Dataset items
■ ■ ■ ■ ■ ■ ■

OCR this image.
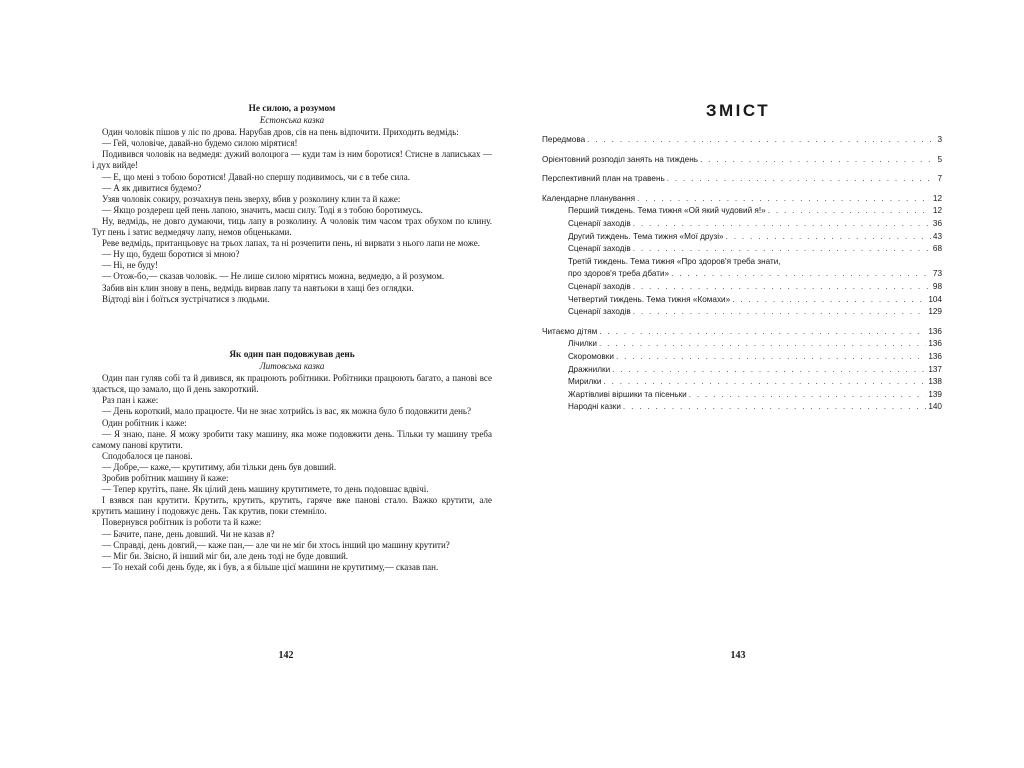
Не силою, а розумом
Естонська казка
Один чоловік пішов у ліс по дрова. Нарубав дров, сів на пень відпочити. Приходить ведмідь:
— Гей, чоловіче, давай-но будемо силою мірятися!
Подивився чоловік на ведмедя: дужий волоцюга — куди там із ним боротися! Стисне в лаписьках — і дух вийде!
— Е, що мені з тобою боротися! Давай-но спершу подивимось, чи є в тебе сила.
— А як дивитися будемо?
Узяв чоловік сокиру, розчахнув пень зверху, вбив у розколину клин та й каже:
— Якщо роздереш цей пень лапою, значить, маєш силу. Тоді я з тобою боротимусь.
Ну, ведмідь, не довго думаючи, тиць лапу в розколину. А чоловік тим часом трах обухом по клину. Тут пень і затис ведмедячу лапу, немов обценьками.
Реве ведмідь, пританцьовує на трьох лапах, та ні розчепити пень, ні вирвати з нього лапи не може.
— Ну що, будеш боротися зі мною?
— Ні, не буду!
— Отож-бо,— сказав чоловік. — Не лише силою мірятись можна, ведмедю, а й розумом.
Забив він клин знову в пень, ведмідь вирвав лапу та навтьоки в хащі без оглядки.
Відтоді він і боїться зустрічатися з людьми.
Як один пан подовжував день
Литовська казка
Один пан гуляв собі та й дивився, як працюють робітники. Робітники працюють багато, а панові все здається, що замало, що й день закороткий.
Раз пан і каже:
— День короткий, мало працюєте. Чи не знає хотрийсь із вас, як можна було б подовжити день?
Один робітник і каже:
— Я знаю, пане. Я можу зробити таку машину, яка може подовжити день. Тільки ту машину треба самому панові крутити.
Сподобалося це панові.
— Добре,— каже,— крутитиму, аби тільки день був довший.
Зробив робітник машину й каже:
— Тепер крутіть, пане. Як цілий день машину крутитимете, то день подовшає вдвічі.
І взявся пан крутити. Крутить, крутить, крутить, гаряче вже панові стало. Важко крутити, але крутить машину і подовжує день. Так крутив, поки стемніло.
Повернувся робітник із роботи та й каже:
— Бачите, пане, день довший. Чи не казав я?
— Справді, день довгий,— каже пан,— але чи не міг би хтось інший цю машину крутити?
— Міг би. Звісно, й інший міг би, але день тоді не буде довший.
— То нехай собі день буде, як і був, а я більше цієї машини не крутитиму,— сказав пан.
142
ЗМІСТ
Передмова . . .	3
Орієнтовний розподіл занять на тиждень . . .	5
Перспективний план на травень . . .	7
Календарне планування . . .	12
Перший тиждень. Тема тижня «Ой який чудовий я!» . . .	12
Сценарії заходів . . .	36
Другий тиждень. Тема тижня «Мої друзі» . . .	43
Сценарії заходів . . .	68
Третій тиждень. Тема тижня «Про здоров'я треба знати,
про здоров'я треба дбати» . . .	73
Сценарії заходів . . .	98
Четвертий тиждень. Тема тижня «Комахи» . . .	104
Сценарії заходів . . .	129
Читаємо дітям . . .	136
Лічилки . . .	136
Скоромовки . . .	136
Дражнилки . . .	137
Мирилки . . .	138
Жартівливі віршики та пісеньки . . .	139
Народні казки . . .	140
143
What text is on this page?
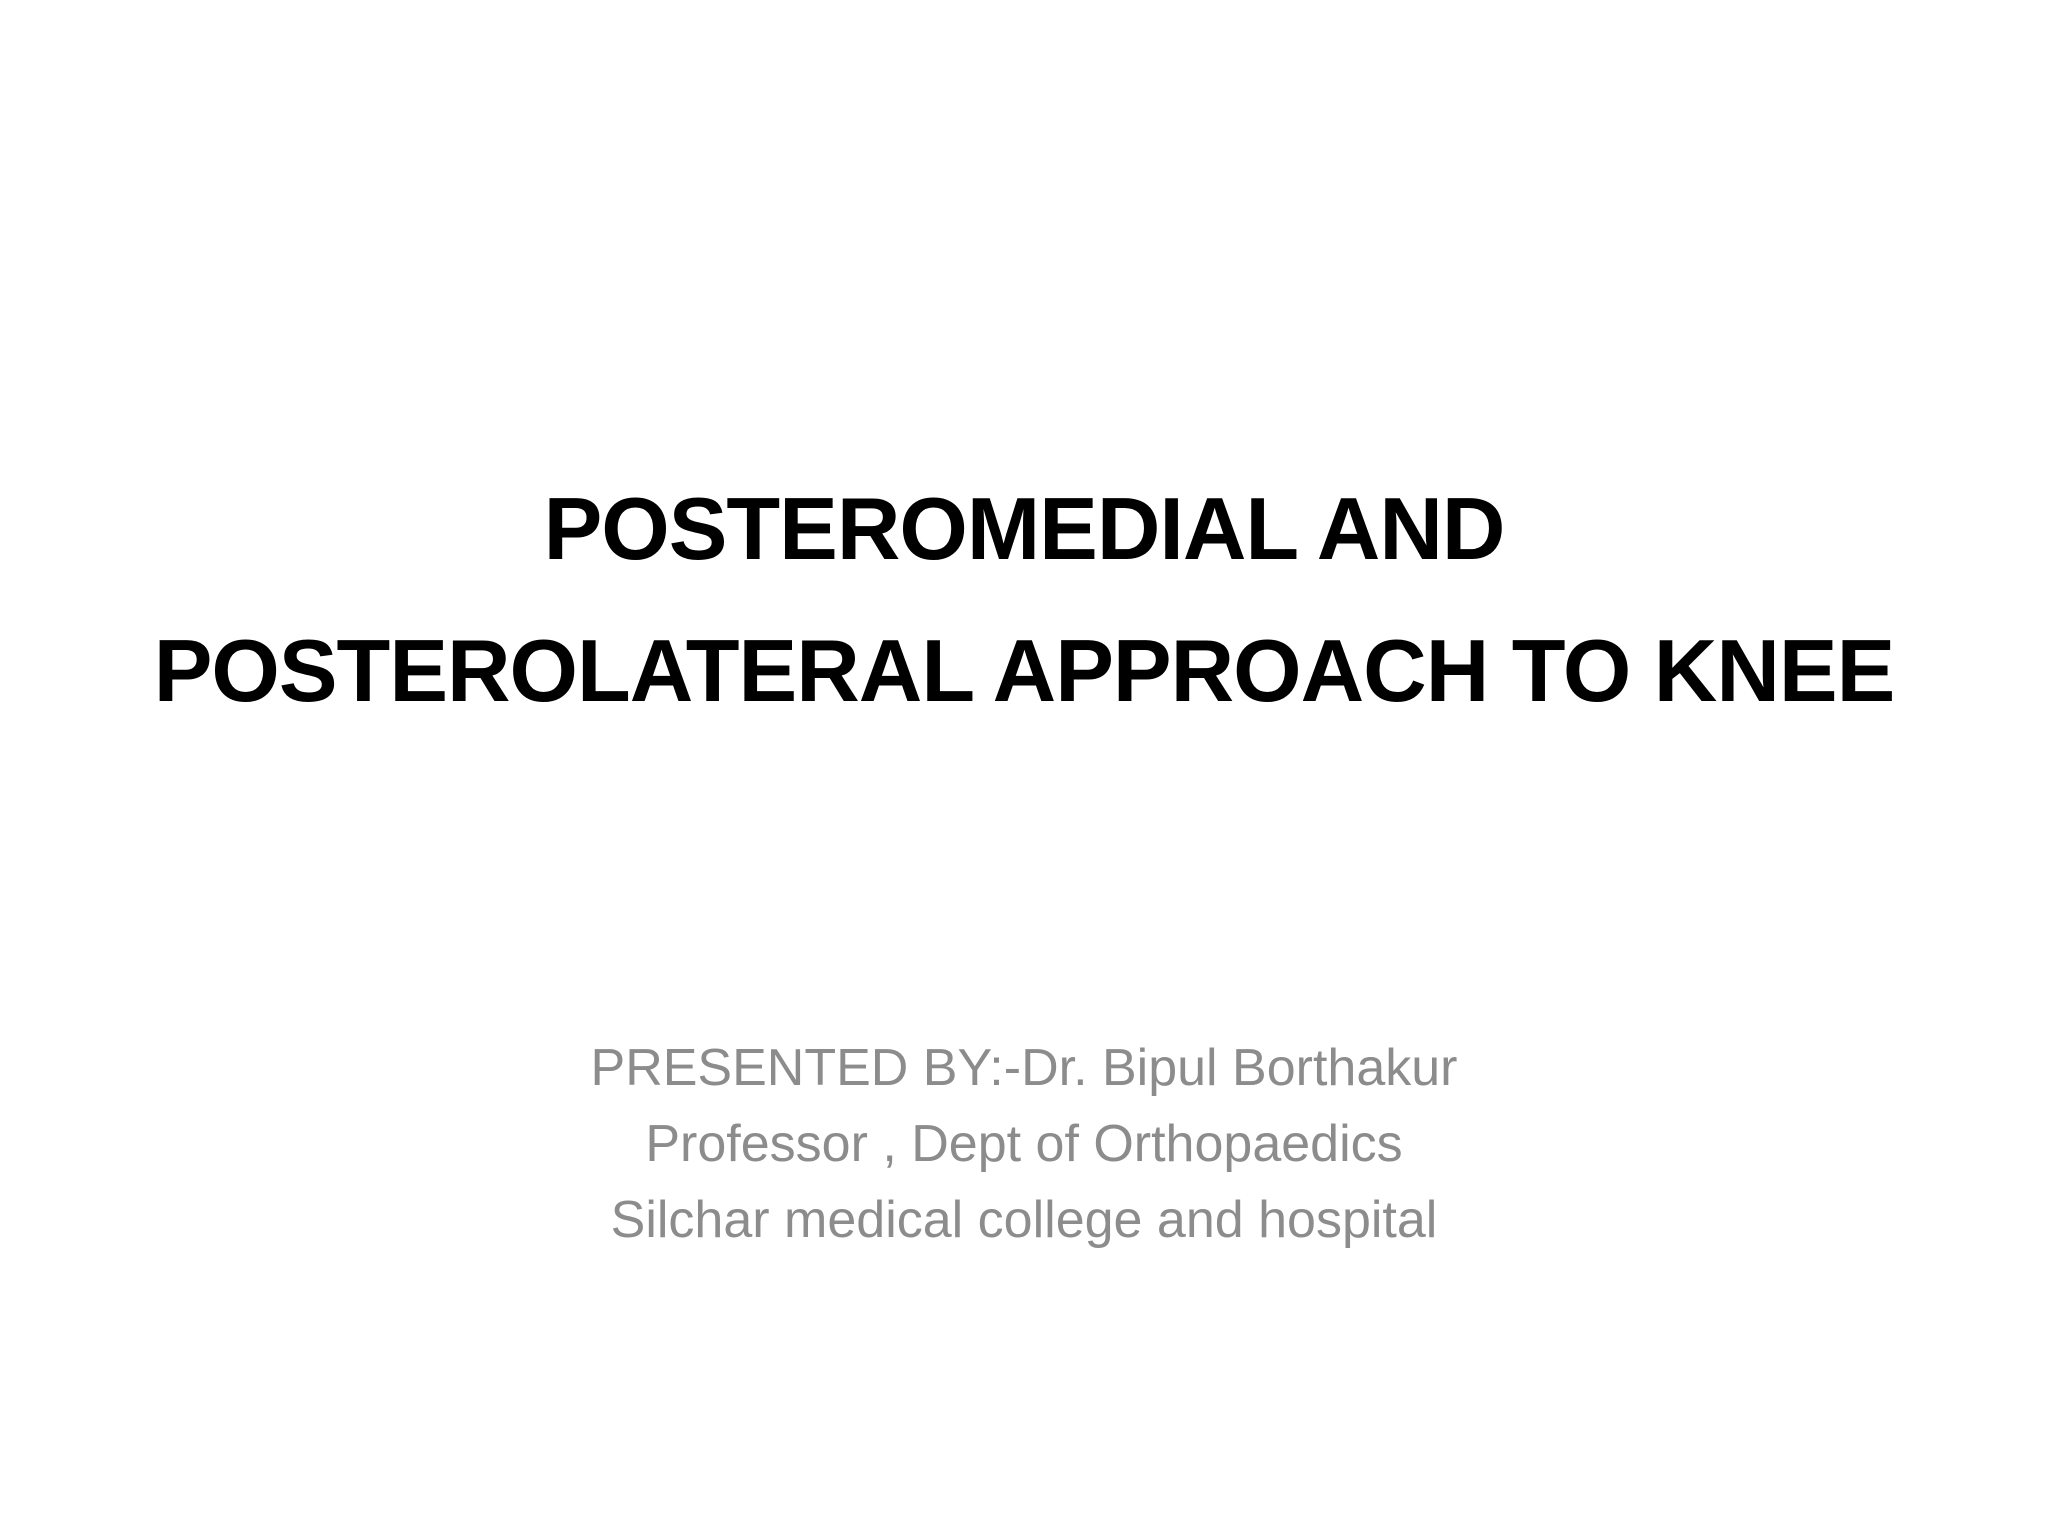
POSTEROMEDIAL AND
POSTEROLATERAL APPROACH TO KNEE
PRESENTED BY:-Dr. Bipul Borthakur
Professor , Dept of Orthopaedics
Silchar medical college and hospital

■ ■ ■ ■ ■ ■ ■

• The task
Quote, without alteration, the lines running from the line containing "What text is on this page?" to the last line of the entries, and include no pictures.

• Exercise result
What text is on this page?
POSTEROMEDIAL AND
POSTEROLATERAL APPROACH TO KNEE
PRESENTED BY:-Dr. Bipul Borthakur
Professor , Dept of Orthopaedics
Silchar medical college and hospital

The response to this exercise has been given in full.